Dataset items
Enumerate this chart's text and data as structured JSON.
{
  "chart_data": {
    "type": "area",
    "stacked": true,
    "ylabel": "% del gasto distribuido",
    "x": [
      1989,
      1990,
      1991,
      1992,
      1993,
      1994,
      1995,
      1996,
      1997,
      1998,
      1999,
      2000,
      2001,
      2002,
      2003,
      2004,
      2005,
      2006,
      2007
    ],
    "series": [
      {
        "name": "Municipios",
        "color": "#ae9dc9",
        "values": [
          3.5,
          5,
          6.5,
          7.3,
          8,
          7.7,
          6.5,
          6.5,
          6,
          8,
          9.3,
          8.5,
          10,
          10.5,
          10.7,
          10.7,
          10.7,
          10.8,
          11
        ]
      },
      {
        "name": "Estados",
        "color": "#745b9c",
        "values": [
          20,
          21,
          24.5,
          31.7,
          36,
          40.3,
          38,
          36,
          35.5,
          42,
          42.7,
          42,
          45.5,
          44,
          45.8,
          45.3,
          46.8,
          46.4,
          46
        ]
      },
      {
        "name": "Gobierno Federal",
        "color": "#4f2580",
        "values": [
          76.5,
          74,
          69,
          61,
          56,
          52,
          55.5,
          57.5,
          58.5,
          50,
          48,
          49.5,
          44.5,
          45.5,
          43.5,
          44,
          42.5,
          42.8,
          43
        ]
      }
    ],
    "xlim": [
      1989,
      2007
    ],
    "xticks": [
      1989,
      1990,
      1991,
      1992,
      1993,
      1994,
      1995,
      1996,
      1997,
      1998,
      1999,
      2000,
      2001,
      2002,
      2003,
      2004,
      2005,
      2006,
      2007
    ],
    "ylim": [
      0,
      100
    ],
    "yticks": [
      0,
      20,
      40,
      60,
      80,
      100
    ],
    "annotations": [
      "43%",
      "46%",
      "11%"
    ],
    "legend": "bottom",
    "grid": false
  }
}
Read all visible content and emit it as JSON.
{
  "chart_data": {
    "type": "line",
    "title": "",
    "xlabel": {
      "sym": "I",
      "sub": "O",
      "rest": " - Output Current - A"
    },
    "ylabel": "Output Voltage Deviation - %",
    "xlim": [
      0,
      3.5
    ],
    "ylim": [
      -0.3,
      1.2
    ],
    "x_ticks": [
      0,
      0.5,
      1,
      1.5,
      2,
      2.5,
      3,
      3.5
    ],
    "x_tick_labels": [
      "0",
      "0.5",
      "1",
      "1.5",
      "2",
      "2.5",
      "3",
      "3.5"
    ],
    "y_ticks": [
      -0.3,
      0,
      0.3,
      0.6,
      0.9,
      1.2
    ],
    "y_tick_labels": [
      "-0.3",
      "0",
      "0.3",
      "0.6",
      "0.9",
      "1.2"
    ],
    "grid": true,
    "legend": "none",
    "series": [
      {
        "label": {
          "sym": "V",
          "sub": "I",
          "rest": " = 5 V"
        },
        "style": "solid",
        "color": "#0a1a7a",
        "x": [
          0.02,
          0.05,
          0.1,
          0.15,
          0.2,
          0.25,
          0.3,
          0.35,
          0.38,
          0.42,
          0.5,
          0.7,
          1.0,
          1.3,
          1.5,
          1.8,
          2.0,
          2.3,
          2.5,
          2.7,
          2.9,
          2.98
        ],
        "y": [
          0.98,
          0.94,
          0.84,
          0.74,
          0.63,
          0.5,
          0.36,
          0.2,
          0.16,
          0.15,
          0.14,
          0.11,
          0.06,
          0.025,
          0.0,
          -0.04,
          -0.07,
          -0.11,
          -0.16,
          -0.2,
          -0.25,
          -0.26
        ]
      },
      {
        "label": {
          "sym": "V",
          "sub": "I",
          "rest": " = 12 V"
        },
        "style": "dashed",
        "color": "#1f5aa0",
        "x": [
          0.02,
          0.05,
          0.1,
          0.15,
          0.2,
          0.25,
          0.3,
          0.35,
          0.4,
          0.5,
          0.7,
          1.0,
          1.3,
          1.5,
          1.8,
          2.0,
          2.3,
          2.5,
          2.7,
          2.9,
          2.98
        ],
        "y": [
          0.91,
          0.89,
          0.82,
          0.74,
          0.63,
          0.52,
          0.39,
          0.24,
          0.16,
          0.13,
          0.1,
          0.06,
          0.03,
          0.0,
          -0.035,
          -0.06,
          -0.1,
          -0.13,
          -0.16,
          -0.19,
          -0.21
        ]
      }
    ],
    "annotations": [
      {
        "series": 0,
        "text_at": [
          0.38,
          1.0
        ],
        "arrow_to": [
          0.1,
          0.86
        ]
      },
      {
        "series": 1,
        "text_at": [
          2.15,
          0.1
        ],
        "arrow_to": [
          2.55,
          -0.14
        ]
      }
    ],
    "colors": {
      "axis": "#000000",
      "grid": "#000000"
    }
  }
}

# What you should do
Return every line of the preceding records in which the word "Output" appears.

# Result of this exercise
      "rest": " - Output Current - A"
    "ylabel": "Output Voltage Deviation - %",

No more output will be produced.